SHORT PROBLEM: Rewrite the passage on the deputies' secret correspondence, starting at "As we can see" and ending at "to the bottom.", with "General Post Office" replaced by "Central Post Office".

Lenin requested every deputy not to confine himself to formal answers, but to give a coherent account of the campaign in his district and to describe everything that occurred at the elections. “These questions should in no way be discussed officially with the fraction – that would result only in red tape and squabbles; the deputies should answer themselves and as quickly as possible,” wrote Lenin.

As the activity of the fraction developed the connection of our “six” with the Central Committee and above all, with Lenin, became closer. Material, information, etc., was sent to Cracow, and from Cracow the Bolshevik deputies received literature, theses for speeches, instructions on separate questions which arose in the course of their work. These contacts were maintained through letters in code and through Party members who crossed the frontier illegally and by every other possible means. Every opportunity was used and of course everything was done in strict secrecy. Names were never mentioned in correspondence; instead numbers agreed on beforehand or nicknames were used. I was referred to as No. 1, Malinovsky as No. 3, Petrovsky as No. 6, Samoylov as No. 7, Sverdlov was called Audrey, Stalin Vassily, etc. These nicknames and numbers were changed whenever it was suspected that the secret police had guessed their identity.

As we can see now from the material in the archives, the secret police in its turn gave us nicknames which varied in different localities.

The “Black Cabinet” (a secret police department for opening and examining letters) at the General Post Office read all letters addressed to Social-Democratic deputies. Therefore we rarely used the post, or if we did we arranged for letters to be sent to other addresses.

The secret police obtained their most important information from agents-provocateurs. We were, of course, aware that we were surrounded by spies, but it was difficult to discover them. Therefore the strictest secrecy was maintained and a system of conspiracy pervaded everything from the top to the bottom.

Every violation of the system of conspiracy was in itself a ground for suspicion, and made us wonder whether a police scheme was being hatched. I remember one characteristic case. Kiselyov, a Party member employed at the Putilov works, once sent me a letter by post referring to a question to be decided by the St. Petersburg Committee. The fact that the letter was sent in the ordinary way by post and without using any code aroused in me the suspicion that the author was connected with the secret police. I reported the matter to the St. Petersburg Committee and the fraction and it was decided to watch Kiselyov and to be careful in our relations with him. Subsequently our suspicions proved to be well-founded, for Kiselyov turned out to be an agent-provocateur.

Collected data entries:
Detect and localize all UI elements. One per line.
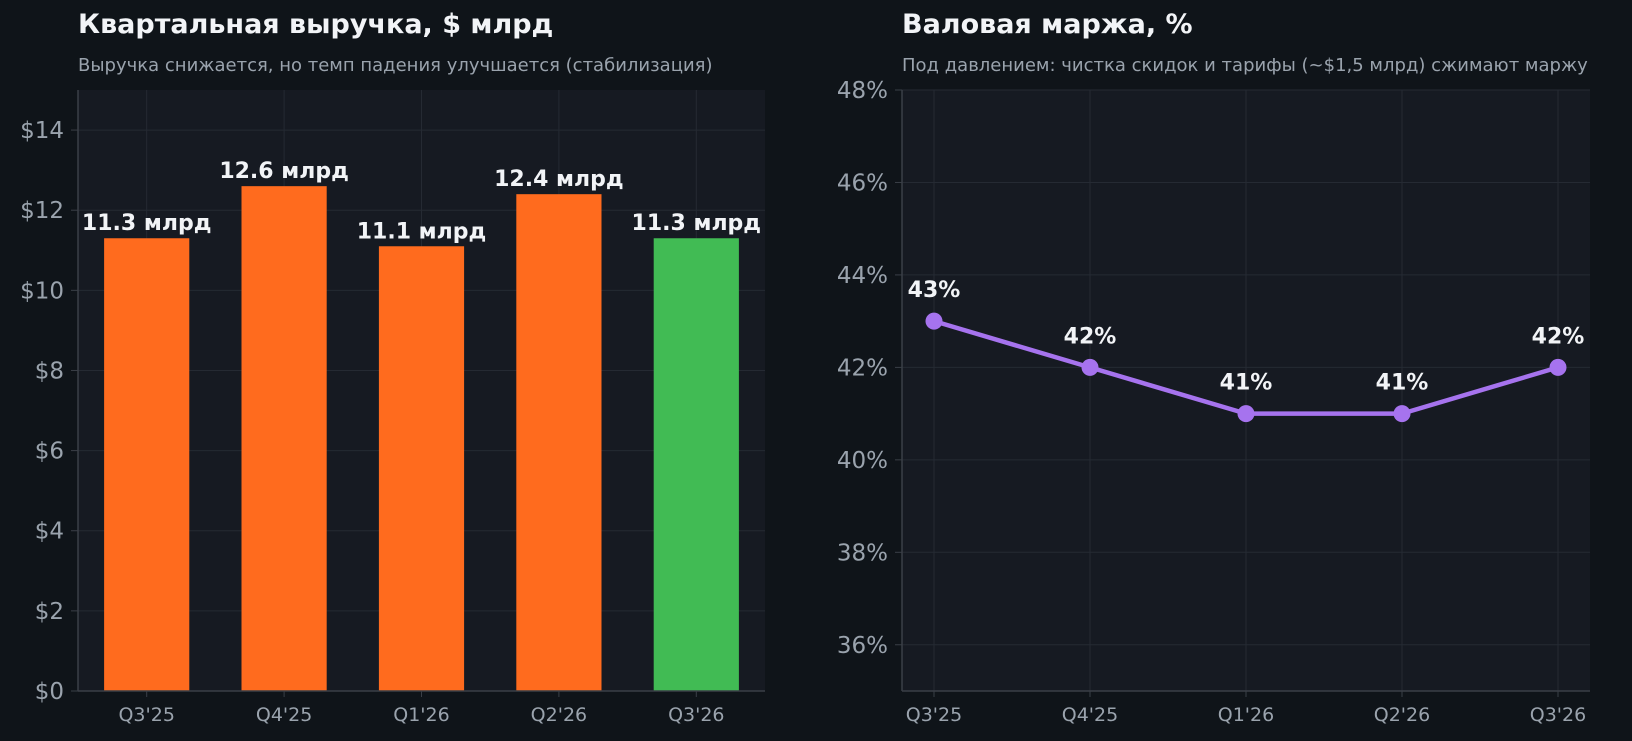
revenue-ytick-label: $0 <box>35 679 64 705</box>
margin-point <box>925 312 943 330</box>
revenue-bar <box>241 186 327 691</box>
margin-point <box>1549 358 1567 376</box>
revenue-chart-subtitle: Выручка снижается, но темп падения улучш… <box>78 55 713 76</box>
revenue-ytick-label: $6 <box>35 439 64 465</box>
revenue-ytick-label: $10 <box>20 278 64 304</box>
margin-chart-title: Валовая маржа, % <box>902 9 1193 40</box>
revenue-ytick-label: $14 <box>20 118 64 144</box>
revenue-xtick-label: Q1'26 <box>393 704 449 726</box>
revenue-xtick-label: Q3'25 <box>118 704 174 726</box>
revenue-data-label: 11.1 млрд <box>357 219 487 244</box>
revenue-ytick-label: $12 <box>20 198 64 224</box>
margin-xtick-label: Q3'25 <box>906 704 962 726</box>
revenue-ytick-label: $4 <box>35 519 64 545</box>
revenue-data-label: 12.6 млрд <box>219 159 349 184</box>
margin-data-label: 43% <box>908 278 961 303</box>
margin-chart-subtitle: Под давлением: чистка скидок и тарифы (~… <box>902 55 1588 76</box>
revenue-ytick-label: $2 <box>35 599 64 625</box>
margin-data-label: 41% <box>1376 371 1429 396</box>
revenue-bar <box>378 246 465 691</box>
margin-data-label: 42% <box>1064 324 1117 349</box>
revenue-xtick-label: Q2'26 <box>531 704 587 726</box>
margin-ytick-label: 38% <box>837 540 888 566</box>
margin-xtick-label: Q2'26 <box>1374 704 1430 726</box>
margin-ytick-label: 36% <box>837 633 888 659</box>
revenue-xtick-label: Q3'26 <box>668 704 724 726</box>
margin-ytick-label: 40% <box>837 448 888 474</box>
revenue-data-label: 12.4 млрд <box>494 167 624 192</box>
revenue-chart-title: Квартальная выручка, $ млрд <box>78 9 554 40</box>
margin-ytick-label: 42% <box>837 355 888 381</box>
revenue-bar <box>104 238 190 691</box>
margin-ytick-label: 44% <box>837 263 888 289</box>
margin-data-label: 41% <box>1220 371 1273 396</box>
margin-ytick-label: 46% <box>837 170 888 196</box>
revenue-xtick-label: Q4'25 <box>256 704 312 726</box>
margin-ytick-label: 48% <box>837 78 888 104</box>
margin-xtick-label: Q3'26 <box>1530 704 1586 726</box>
revenue-bar <box>516 194 602 691</box>
margin-point <box>1081 358 1099 376</box>
margin-xtick-label: Q4'25 <box>1062 704 1118 726</box>
margin-point <box>1393 405 1411 423</box>
revenue-data-label: 11.3 млрд <box>632 211 762 236</box>
margin-data-label: 42% <box>1532 324 1585 349</box>
revenue-bar <box>653 238 739 691</box>
revenue-ytick-label: $8 <box>35 358 64 384</box>
revenue-data-label: 11.3 млрд <box>82 211 212 236</box>
margin-point <box>1237 405 1255 423</box>
margin-xtick-label: Q1'26 <box>1218 704 1274 726</box>
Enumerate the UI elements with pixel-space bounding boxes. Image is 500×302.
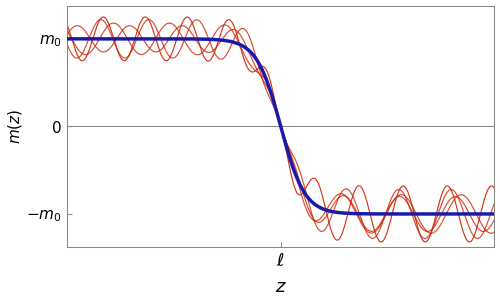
X-axis label: $z$: $z$	[275, 278, 286, 297]
Y-axis label: $m(z)$: $m(z)$	[6, 109, 24, 144]
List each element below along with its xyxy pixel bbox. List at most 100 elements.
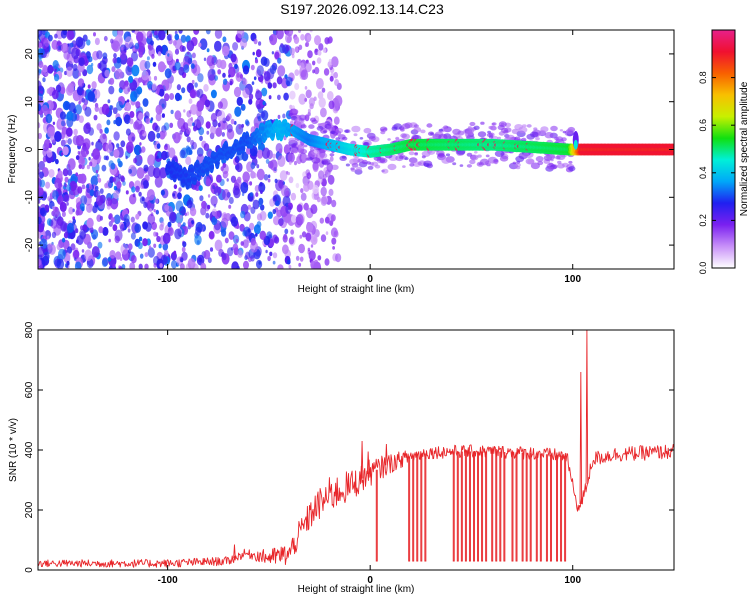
noise-blob [258, 197, 264, 205]
noise-blob [126, 99, 130, 103]
spread-blob [350, 168, 356, 172]
noise-blob [333, 230, 339, 238]
noise-blob [57, 170, 63, 179]
noise-blob [235, 162, 243, 173]
noise-blob [131, 30, 135, 33]
snr-dropout [525, 452, 528, 562]
noise-blob [221, 217, 229, 228]
noise-blob [206, 130, 210, 135]
noise-blob [99, 60, 107, 72]
snr-y-tick-label: 600 [24, 381, 35, 398]
noise-blob [207, 68, 216, 81]
noise-blob [254, 58, 259, 64]
snr-spike [233, 544, 236, 559]
noise-blob [198, 42, 202, 48]
snr-dropout [495, 451, 498, 562]
noise-blob [277, 264, 284, 269]
noise-blob [271, 51, 275, 55]
noise-blob [199, 38, 208, 50]
noise-blob [180, 263, 185, 269]
noise-blob [261, 87, 268, 97]
noise-blob [255, 49, 262, 58]
tone-bump-core [573, 139, 578, 150]
noise-blob [78, 164, 82, 169]
noise-blob [112, 57, 118, 64]
spread-blob [368, 136, 376, 141]
noise-blob [125, 128, 131, 136]
noise-blob [210, 89, 217, 99]
noise-blob [329, 75, 334, 82]
noise-blob [141, 70, 149, 81]
noise-blob [327, 91, 334, 101]
spread-blob [331, 164, 339, 170]
noise-blob [181, 45, 186, 52]
spread-blob [330, 130, 336, 134]
spread-blob [329, 153, 335, 157]
spread-blob [305, 157, 310, 161]
snr-dropout [464, 451, 467, 562]
noise-blob [317, 91, 324, 100]
noise-blob [86, 64, 94, 75]
noise-blob [109, 77, 115, 85]
noise-blob [151, 53, 155, 59]
spread-blob [408, 151, 415, 156]
noise-blob [259, 181, 263, 187]
noise-blob [290, 192, 297, 201]
noise-blob [86, 188, 91, 194]
noise-blob [203, 249, 211, 260]
noise-blob [254, 233, 258, 237]
noise-blob [54, 131, 62, 142]
noise-blob [48, 169, 55, 178]
noise-blob [150, 117, 154, 121]
noise-blob [153, 208, 156, 213]
noise-blob [45, 113, 53, 124]
noise-blob [112, 107, 118, 115]
noise-blob [265, 158, 270, 164]
spread-blob [550, 154, 554, 158]
noise-blob [108, 265, 114, 269]
noise-blob [77, 78, 85, 88]
noise-blob [256, 65, 264, 76]
noise-blob [191, 79, 195, 85]
spread-blob [499, 155, 509, 162]
noise-blob [174, 61, 181, 71]
snr-dropout [521, 452, 524, 562]
noise-blob [99, 133, 108, 145]
spread-blob [401, 123, 411, 130]
noise-blob [74, 257, 77, 261]
noise-blob [197, 73, 204, 83]
noise-blob [236, 265, 240, 269]
noise-blob [78, 115, 85, 123]
noise-blob [78, 57, 85, 67]
spread-blob [323, 160, 329, 164]
noise-blob [235, 238, 239, 243]
noise-blob [131, 186, 136, 193]
noise-blob [90, 175, 99, 187]
noise-blob [183, 109, 186, 113]
noise-blob [134, 223, 141, 233]
noise-blob [307, 108, 311, 113]
noise-blob [127, 228, 131, 233]
noise-blob [123, 114, 131, 125]
noise-blob [260, 204, 265, 211]
spread-blob [470, 154, 479, 161]
noise-blob [71, 47, 80, 60]
noise-blob [186, 199, 193, 209]
snr-dropout [481, 451, 484, 562]
noise-blob [308, 250, 316, 261]
spread-blob [413, 124, 419, 128]
noise-blob [274, 236, 280, 244]
noise-blob [209, 247, 214, 252]
noise-blob [48, 244, 56, 255]
noise-blob [104, 69, 110, 78]
spread-blob [351, 125, 361, 133]
noise-blob [96, 50, 103, 60]
noise-blob [190, 104, 198, 115]
noise-blob [38, 80, 42, 91]
colorbar-tick-label: 0.2 [698, 214, 708, 227]
noise-blob [158, 243, 162, 249]
noise-blob [267, 255, 271, 262]
noise-blob [124, 36, 133, 49]
noise-blob [287, 171, 291, 176]
noise-blob [120, 243, 128, 255]
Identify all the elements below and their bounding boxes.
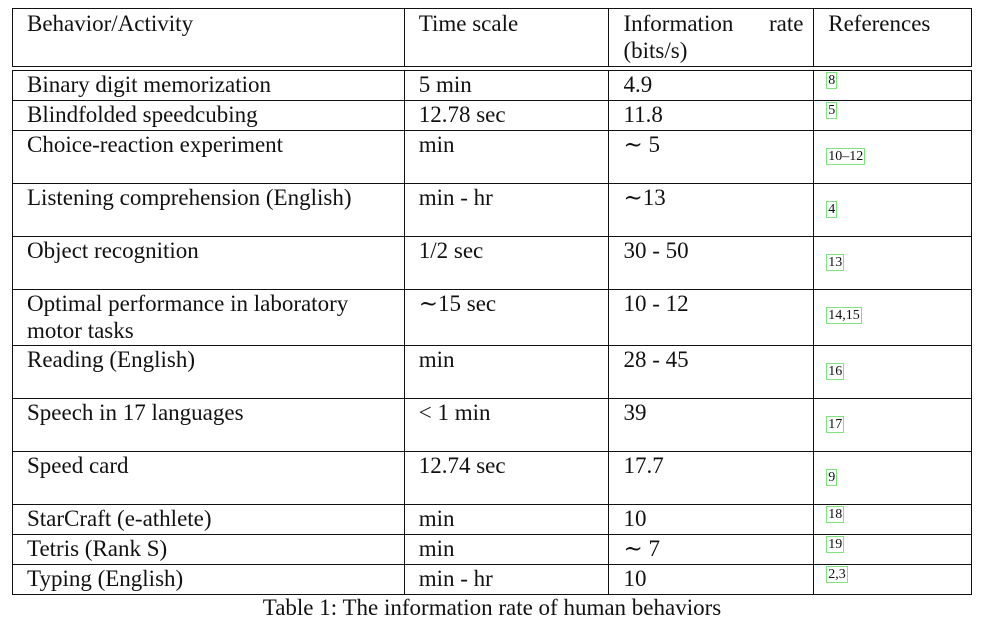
behavior-cell: Listening comprehension (English) [12,183,405,237]
rate-cell: 39 [608,398,815,452]
time-scale-cell: min - hr [403,183,610,237]
rate-cell: ∼ 5 [608,130,815,184]
header-time-scale: Time scale [403,8,610,67]
header-row: Behavior/Activity Time scale Information… [12,8,972,67]
table-row: Blindfolded speedcubing 12.78 sec 11.8 5 [12,100,972,131]
header-units: (bits/s) [623,38,688,63]
time-scale-cell: 1/2 sec [403,236,610,290]
time-scale-cell: min - hr [403,564,610,595]
reference-cell: 16 [813,345,972,399]
citation-link[interactable]: 5 [826,102,838,119]
table-row: Typing (English) min - hr 10 2,3 [12,564,972,595]
table-row: StarCraft (e-athlete) min 10 18 [12,504,972,535]
rate-cell: 28 - 45 [608,345,815,399]
behavior-cell: Optimal performance in laboratory motor … [12,289,405,346]
time-scale-cell: min [403,130,610,184]
behavior-cell: Binary digit memorization [12,70,405,101]
header-references: References [813,8,972,67]
rate-cell: 11.8 [608,100,815,131]
reference-cell: 9 [813,451,972,505]
behavior-cell: Speed card [12,451,405,505]
behavior-cell: Speech in 17 languages [12,398,405,452]
time-scale-cell: min [403,534,610,565]
reference-cell: 2,3 [813,564,972,595]
behavior-cell: Tetris (Rank S) [12,534,405,565]
rate-cell: 10 [608,504,815,535]
citation-link[interactable]: 14,15 [826,307,862,324]
table-row: Listening comprehension (English) min - h… [12,183,972,237]
time-scale-cell: min [403,345,610,399]
reference-cell: 4 [813,183,972,237]
table-row: Speech in 17 languages < 1 min 39 17 [12,398,972,452]
citation-link[interactable]: 8 [826,72,838,89]
citation-link[interactable]: 16 [826,363,845,380]
behavior-cell: Choice-reaction experiment [12,130,405,184]
citation-link[interactable]: 10–12 [826,148,866,165]
reference-cell: 5 [813,100,972,131]
time-scale-cell: ∼15 sec [403,289,610,346]
time-scale-cell: 12.74 sec [403,451,610,505]
behavior-cell: Typing (English) [12,564,405,595]
header-information-rate: Information rate (bits/s) [608,8,815,67]
citation-link[interactable]: 19 [826,536,845,553]
table-row: Tetris (Rank S) min ∼ 7 19 [12,534,972,565]
time-scale-cell: min [403,504,610,535]
table-row: Speed card 12.74 sec 17.7 9 [12,451,972,505]
reference-cell: 14,15 [813,289,972,346]
table-row: Optimal performance in laboratory motor … [12,289,972,346]
table-row: Reading (English) min 28 - 45 16 [12,345,972,399]
reference-cell: 17 [813,398,972,452]
table-caption: Table 1: The information rate of human b… [262,595,722,620]
rate-cell: ∼ 7 [608,534,815,565]
time-scale-cell: 5 min [403,70,610,101]
rate-cell: 17.7 [608,451,815,505]
table-rows: Binary digit memorization 5 min 4.9 8 Blindf… [12,70,972,595]
reference-cell: 18 [813,504,972,535]
citation-link[interactable]: 4 [826,201,838,218]
table-header: Behavior/Activity Time scale Information… [12,8,972,67]
header-rate-word: rate [769,11,804,36]
reference-cell: 13 [813,236,972,290]
reference-cell: 19 [813,534,972,565]
reference-cell: 8 [813,70,972,101]
time-scale-cell: < 1 min [403,398,610,452]
citation-link[interactable]: 13 [826,254,845,271]
rate-cell: 4.9 [608,70,815,101]
table-row: Object recognition 1/2 sec 30 - 50 13 [12,236,972,290]
citation-link[interactable]: 9 [826,469,838,486]
citation-link[interactable]: 17 [826,416,845,433]
time-scale-cell: 12.78 sec [403,100,610,131]
table-row: Binary digit memorization 5 min 4.9 8 [12,70,972,101]
behavior-cell: Object recognition [12,236,405,290]
reference-cell: 10–12 [813,130,972,184]
rate-cell: ∼13 [608,183,815,237]
rate-cell: 10 - 12 [608,289,815,346]
citation-link[interactable]: 2,3 [826,566,848,583]
behavior-cell: Reading (English) [12,345,405,399]
table-row: Choice-reaction experiment min ∼ 5 10–12 [12,130,972,184]
behavior-cell: Blindfolded speedcubing [12,100,405,131]
header-information-word: Information [623,11,734,36]
table-body: Binary digit memorization 5 min 4.9 8 Blindf… [12,70,972,595]
header-behavior: Behavior/Activity [12,8,405,67]
rate-cell: 30 - 50 [608,236,815,290]
citation-link[interactable]: 18 [826,506,845,523]
behavior-cell: StarCraft (e-athlete) [12,504,405,535]
rate-cell: 10 [608,564,815,595]
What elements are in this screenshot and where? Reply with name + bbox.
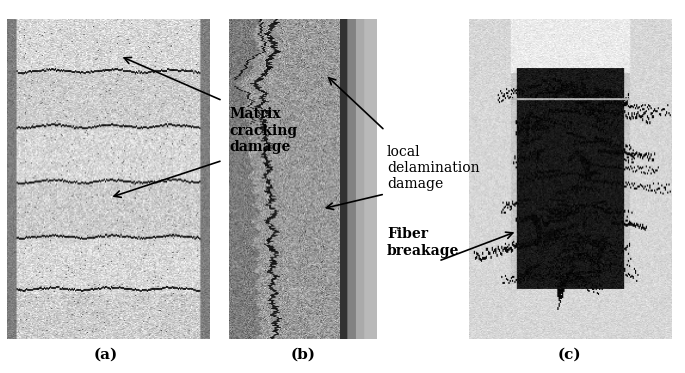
Text: (c): (c) <box>558 348 582 362</box>
Text: (b): (b) <box>290 348 315 362</box>
Text: (a): (a) <box>94 348 119 362</box>
Text: Matrix
cracking
damage: Matrix cracking damage <box>229 107 297 154</box>
Text: local
delamination
damage: local delamination damage <box>387 145 480 191</box>
Text: Fiber
breakage: Fiber breakage <box>387 228 460 257</box>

COMPLETED EXERCISE:
As we can see now from the material in the archives, the secret police in its turn gave us nicknames which varied in different localities.

The “Black Cabinet” (a secret police department for opening and examining letters) at the Central Post Office read all letters addressed to Social-Democratic deputies. Therefore we rarely used the post, or if we did we arranged for letters to be sent to other addresses.

The secret police obtained their most important information from agents-provocateurs. We were, of course, aware that we were surrounded by spies, but it was difficult to discover them. Therefore the strictest secrecy was maintained and a system of conspiracy pervaded everything from the top to the bottom.